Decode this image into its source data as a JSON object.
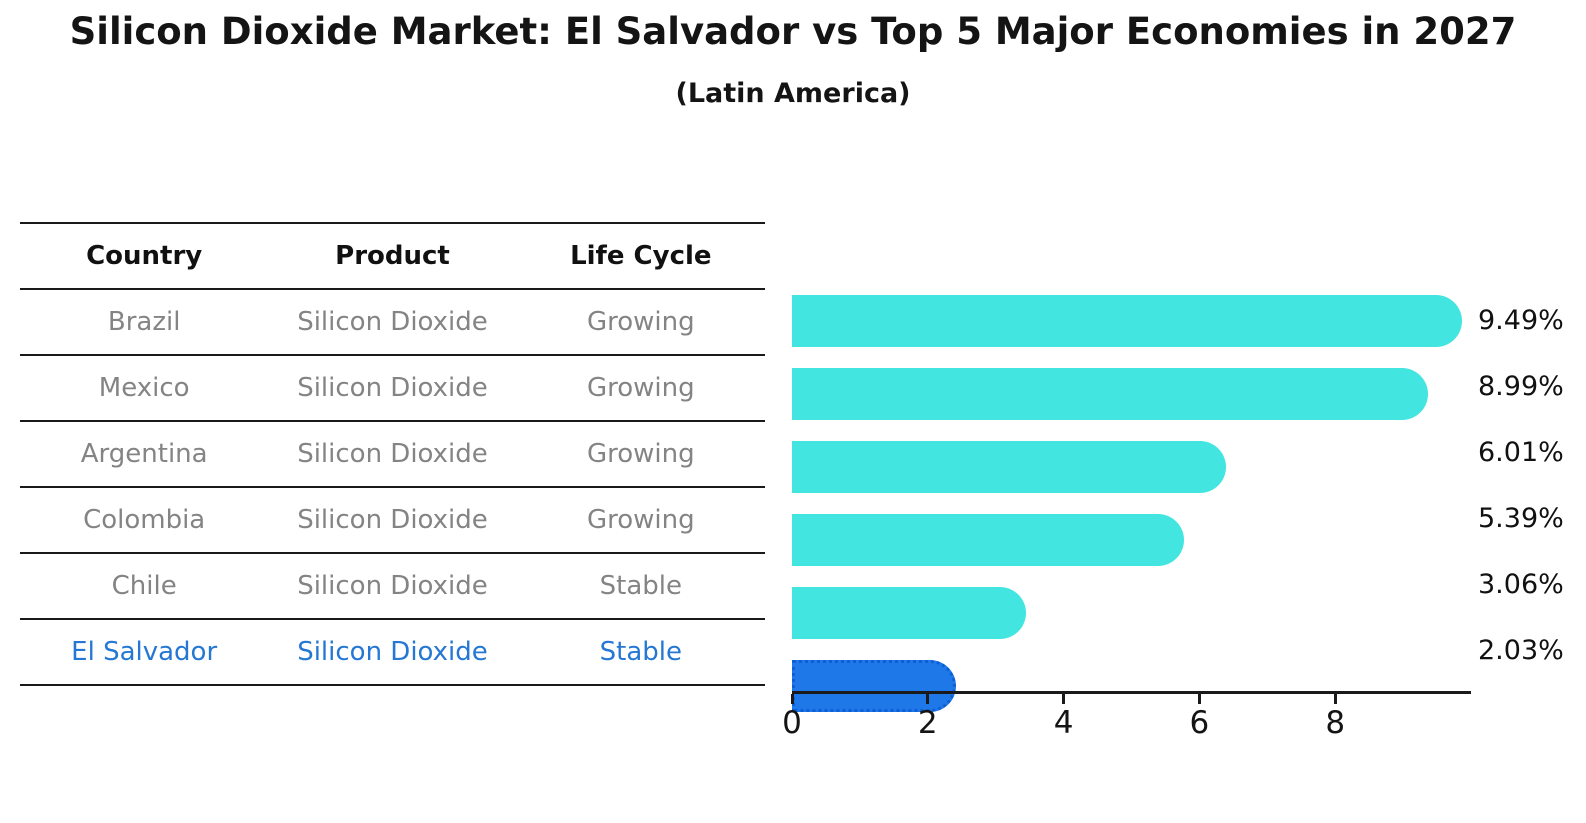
{
  "chart_data": {
    "type": "bar",
    "orientation": "horizontal",
    "title": "Silicon Dioxide Market: El Salvador vs Top 5 Major Economies in 2027",
    "subtitle": "(Latin America)",
    "categories": [
      "Brazil",
      "Mexico",
      "Argentina",
      "Colombia",
      "Chile",
      "El Salvador"
    ],
    "values": [
      9.49,
      8.99,
      6.01,
      5.39,
      3.06,
      2.03
    ],
    "value_labels": [
      "9.49%",
      "8.99%",
      "6.01%",
      "5.39%",
      "3.06%",
      "2.03%"
    ],
    "highlight_index": 5,
    "xticks": [
      "0",
      "2",
      "4",
      "6",
      "8"
    ],
    "xtick_values": [
      0,
      2,
      4,
      6,
      8
    ],
    "xlim": [
      0,
      10
    ],
    "xlabel": "",
    "ylabel": "",
    "grid": false,
    "legend": false
  },
  "table": {
    "headers": [
      "Country",
      "Product",
      "Life Cycle"
    ],
    "rows": [
      {
        "country": "Brazil",
        "product": "Silicon Dioxide",
        "life_cycle": "Growing",
        "highlight": false
      },
      {
        "country": "Mexico",
        "product": "Silicon Dioxide",
        "life_cycle": "Growing",
        "highlight": false
      },
      {
        "country": "Argentina",
        "product": "Silicon Dioxide",
        "life_cycle": "Growing",
        "highlight": false
      },
      {
        "country": "Colombia",
        "product": "Silicon Dioxide",
        "life_cycle": "Growing",
        "highlight": false
      },
      {
        "country": "Chile",
        "product": "Silicon Dioxide",
        "life_cycle": "Stable",
        "highlight": false
      },
      {
        "country": "El Salvador",
        "product": "Silicon Dioxide",
        "life_cycle": "Stable",
        "highlight": true
      }
    ]
  },
  "colors": {
    "bar-cyan": "#42E5E0",
    "bar-blue": "#1E78E8",
    "bar-blue-border": "#0D5FD6",
    "highlight-text": "#2478D4",
    "row-text": "#848484",
    "header-text": "#111111",
    "value-text": "#111111",
    "axis-line": "#1A1A1A"
  }
}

======

§ What this task involves
Extract every line of the data exactly; pictures stay out.

§ Answer to the problem
Decode this image into its source data as a JSON object.
{
  "chart_data": {
    "type": "bar",
    "orientation": "horizontal",
    "title": "Silicon Dioxide Market: El Salvador vs Top 5 Major Economies in 2027",
    "subtitle": "(Latin America)",
    "categories": [
      "Brazil",
      "Mexico",
      "Argentina",
      "Colombia",
      "Chile",
      "El Salvador"
    ],
    "values": [
      9.49,
      8.99,
      6.01,
      5.39,
      3.06,
      2.03
    ],
    "value_labels": [
      "9.49%",
      "8.99%",
      "6.01%",
      "5.39%",
      "3.06%",
      "2.03%"
    ],
    "highlight_index": 5,
    "xticks": [
      "0",
      "2",
      "4",
      "6",
      "8"
    ],
    "xtick_values": [
      0,
      2,
      4,
      6,
      8
    ],
    "xlim": [
      0,
      10
    ],
    "xlabel": "",
    "ylabel": "",
    "grid": false,
    "legend": false
  },
  "table": {
    "headers": [
      "Country",
      "Product",
      "Life Cycle"
    ],
    "rows": [
      {
        "country": "Brazil",
        "product": "Silicon Dioxide",
        "life_cycle": "Growing",
        "highlight": false
      },
      {
        "country": "Mexico",
        "product": "Silicon Dioxide",
        "life_cycle": "Growing",
        "highlight": false
      },
      {
        "country": "Argentina",
        "product": "Silicon Dioxide",
        "life_cycle": "Growing",
        "highlight": false
      },
      {
        "country": "Colombia",
        "product": "Silicon Dioxide",
        "life_cycle": "Growing",
        "highlight": false
      },
      {
        "country": "Chile",
        "product": "Silicon Dioxide",
        "life_cycle": "Stable",
        "highlight": false
      },
      {
        "country": "El Salvador",
        "product": "Silicon Dioxide",
        "life_cycle": "Stable",
        "highlight": true
      }
    ]
  },
  "colors": {
    "bar-cyan": "#42E5E0",
    "bar-blue": "#1E78E8",
    "bar-blue-border": "#0D5FD6",
    "highlight-text": "#2478D4",
    "row-text": "#848484",
    "header-text": "#111111",
    "value-text": "#111111",
    "axis-line": "#1A1A1A"
  }
}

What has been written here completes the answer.